● **To do**
Without altering anything, repeat each of the records.

● **Materials provided**
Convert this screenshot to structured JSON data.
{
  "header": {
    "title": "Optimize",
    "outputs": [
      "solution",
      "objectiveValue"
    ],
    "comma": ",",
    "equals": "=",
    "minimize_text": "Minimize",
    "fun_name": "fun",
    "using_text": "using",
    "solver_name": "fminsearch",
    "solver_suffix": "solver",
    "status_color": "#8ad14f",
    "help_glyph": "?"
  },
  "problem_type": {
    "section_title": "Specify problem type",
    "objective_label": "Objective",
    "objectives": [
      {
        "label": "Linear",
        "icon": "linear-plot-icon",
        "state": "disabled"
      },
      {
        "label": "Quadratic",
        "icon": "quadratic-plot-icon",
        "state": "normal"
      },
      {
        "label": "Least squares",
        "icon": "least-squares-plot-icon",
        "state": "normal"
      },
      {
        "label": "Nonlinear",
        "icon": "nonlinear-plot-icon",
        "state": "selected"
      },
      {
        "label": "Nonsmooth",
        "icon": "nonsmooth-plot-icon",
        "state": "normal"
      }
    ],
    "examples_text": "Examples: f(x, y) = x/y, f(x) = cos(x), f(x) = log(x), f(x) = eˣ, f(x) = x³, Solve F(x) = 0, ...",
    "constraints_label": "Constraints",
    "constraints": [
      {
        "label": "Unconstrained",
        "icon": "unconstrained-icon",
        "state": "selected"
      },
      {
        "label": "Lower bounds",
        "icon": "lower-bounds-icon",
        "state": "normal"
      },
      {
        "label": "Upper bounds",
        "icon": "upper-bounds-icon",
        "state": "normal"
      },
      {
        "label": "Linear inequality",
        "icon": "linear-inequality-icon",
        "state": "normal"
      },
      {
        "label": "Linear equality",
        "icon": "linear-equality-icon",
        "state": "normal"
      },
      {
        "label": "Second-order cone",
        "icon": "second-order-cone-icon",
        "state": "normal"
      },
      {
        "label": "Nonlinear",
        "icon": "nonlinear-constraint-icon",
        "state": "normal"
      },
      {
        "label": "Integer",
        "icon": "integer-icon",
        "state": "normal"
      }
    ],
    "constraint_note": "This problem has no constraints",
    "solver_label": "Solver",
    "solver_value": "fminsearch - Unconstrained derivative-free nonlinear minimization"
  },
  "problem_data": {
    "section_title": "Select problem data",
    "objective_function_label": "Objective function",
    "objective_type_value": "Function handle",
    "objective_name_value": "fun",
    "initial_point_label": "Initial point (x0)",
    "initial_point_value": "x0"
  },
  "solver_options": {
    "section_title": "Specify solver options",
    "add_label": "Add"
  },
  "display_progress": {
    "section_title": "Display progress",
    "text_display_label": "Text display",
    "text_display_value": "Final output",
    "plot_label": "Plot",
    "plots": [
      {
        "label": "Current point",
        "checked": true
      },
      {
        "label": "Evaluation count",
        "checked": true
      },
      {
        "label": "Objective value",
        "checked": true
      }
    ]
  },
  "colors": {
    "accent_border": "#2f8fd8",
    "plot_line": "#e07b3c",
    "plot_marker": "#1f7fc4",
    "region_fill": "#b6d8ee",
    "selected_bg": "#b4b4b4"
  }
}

● **Response for this exercise**
Convert this screenshot to structured JSON data.
{
  "header": {
    "title": "Optimize",
    "outputs": [
      "solution",
      "objectiveValue"
    ],
    "comma": ",",
    "equals": "=",
    "minimize_text": "Minimize",
    "fun_name": "fun",
    "using_text": "using",
    "solver_name": "fminsearch",
    "solver_suffix": "solver",
    "status_color": "#8ad14f",
    "help_glyph": "?"
  },
  "problem_type": {
    "section_title": "Specify problem type",
    "objective_label": "Objective",
    "objectives": [
      {
        "label": "Linear",
        "icon": "linear-plot-icon",
        "state": "disabled"
      },
      {
        "label": "Quadratic",
        "icon": "quadratic-plot-icon",
        "state": "normal"
      },
      {
        "label": "Least squares",
        "icon": "least-squares-plot-icon",
        "state": "normal"
      },
      {
        "label": "Nonlinear",
        "icon": "nonlinear-plot-icon",
        "state": "selected"
      },
      {
        "label": "Nonsmooth",
        "icon": "nonsmooth-plot-icon",
        "state": "normal"
      }
    ],
    "examples_text": "Examples: f(x, y) = x/y, f(x) = cos(x), f(x) = log(x), f(x) = eˣ, f(x) = x³, Solve F(x) = 0, ...",
    "constraints_label": "Constraints",
    "constraints": [
      {
        "label": "Unconstrained",
        "icon": "unconstrained-icon",
        "state": "selected"
      },
      {
        "label": "Lower bounds",
        "icon": "lower-bounds-icon",
        "state": "normal"
      },
      {
        "label": "Upper bounds",
        "icon": "upper-bounds-icon",
        "state": "normal"
      },
      {
        "label": "Linear inequality",
        "icon": "linear-inequality-icon",
        "state": "normal"
      },
      {
        "label": "Linear equality",
        "icon": "linear-equality-icon",
        "state": "normal"
      },
      {
        "label": "Second-order cone",
        "icon": "second-order-cone-icon",
        "state": "normal"
      },
      {
        "label": "Nonlinear",
        "icon": "nonlinear-constraint-icon",
        "state": "normal"
      },
      {
        "label": "Integer",
        "icon": "integer-icon",
        "state": "normal"
      }
    ],
    "constraint_note": "This problem has no constraints",
    "solver_label": "Solver",
    "solver_value": "fminsearch - Unconstrained derivative-free nonlinear minimization"
  },
  "problem_data": {
    "section_title": "Select problem data",
    "objective_function_label": "Objective function",
    "objective_type_value": "Function handle",
    "objective_name_value": "fun",
    "initial_point_label": "Initial point (x0)",
    "initial_point_value": "x0"
  },
  "solver_options": {
    "section_title": "Specify solver options",
    "add_label": "Add"
  },
  "display_progress": {
    "section_title": "Display progress",
    "text_display_label": "Text display",
    "text_display_value": "Final output",
    "plot_label": "Plot",
    "plots": [
      {
        "label": "Current point",
        "checked": true
      },
      {
        "label": "Evaluation count",
        "checked": true
      },
      {
        "label": "Objective value",
        "checked": true
      }
    ]
  },
  "colors": {
    "accent_border": "#2f8fd8",
    "plot_line": "#e07b3c",
    "plot_marker": "#1f7fc4",
    "region_fill": "#b6d8ee",
    "selected_bg": "#b4b4b4"
  }
}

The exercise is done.